── Records for this task
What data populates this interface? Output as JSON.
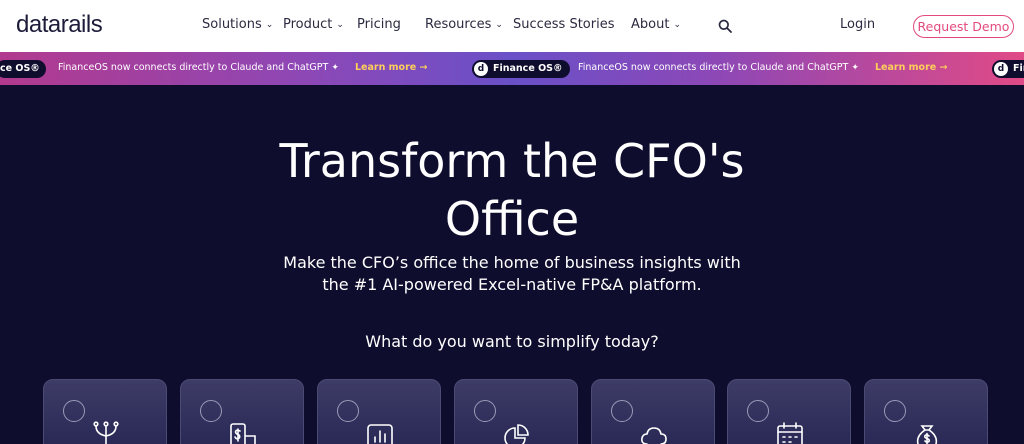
{
  "nav": {
    "logo": "datarails",
    "items": [
      {
        "label": "Solutions",
        "has_dropdown": true
      },
      {
        "label": "Product",
        "has_dropdown": true
      },
      {
        "label": "Pricing",
        "has_dropdown": false
      },
      {
        "label": "Resources",
        "has_dropdown": true
      },
      {
        "label": "Success Stories",
        "has_dropdown": false
      },
      {
        "label": "About",
        "has_dropdown": true
      }
    ],
    "search_icon": "search-icon",
    "login_label": "Login",
    "demo_label": "Request Demo",
    "chevron": "⌄"
  },
  "banner": {
    "pill_label": "Finance OS®",
    "pill_label_cut": "ce OS®",
    "pill_label_cut_right": "Fin",
    "badge_glyph": "d",
    "message": "FinanceOS now connects directly to Claude and ChatGPT",
    "sparkle": "✦",
    "learn_more": "Learn more →"
  },
  "hero": {
    "title_line1": "Transform the CFO's",
    "title_line2": "Office",
    "subtitle_line1": "Make the CFO’s office the home of business insights with",
    "subtitle_line2": "the #1 AI-powered Excel-native FP&A platform.",
    "question": "What do you want to simplify today?"
  },
  "cards": [
    {
      "icon": "branch-icon"
    },
    {
      "icon": "dollar-document-icon"
    },
    {
      "icon": "bar-chart-icon"
    },
    {
      "icon": "pie-chart-icon"
    },
    {
      "icon": "cloud-icon"
    },
    {
      "icon": "calendar-icon"
    },
    {
      "icon": "money-bag-icon"
    }
  ],
  "colors": {
    "background": "#0f0d2e",
    "accent": "#e24a7d",
    "learn_more": "#ffcf5a"
  }
}
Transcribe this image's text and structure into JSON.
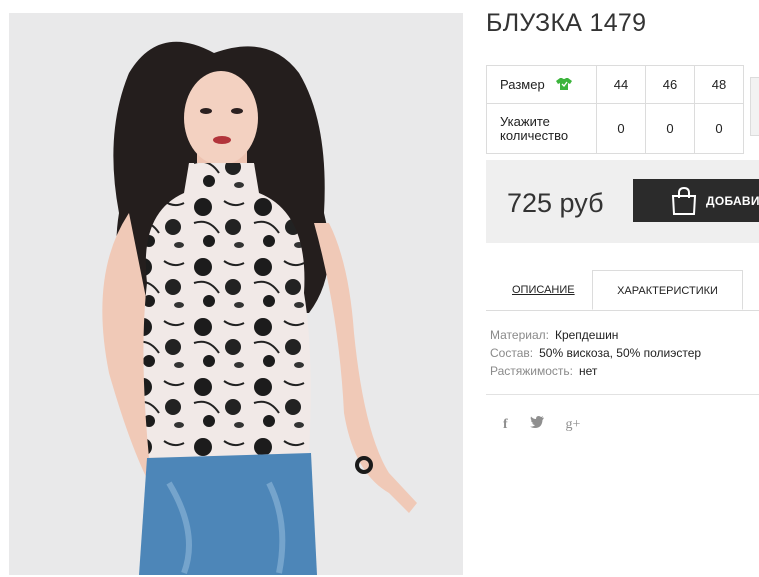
────
Check all the records above and select each line where the string "icon" is found.

Reply:
    "search_icon": "search-icon",
      "icon": "branch-icon"
      "icon": "dollar-document-icon"
      "icon": "bar-chart-icon"
      "icon": "pie-chart-icon"
      "icon": "cloud-icon"
      "icon": "calendar-icon"
      "icon": "money-bag-icon"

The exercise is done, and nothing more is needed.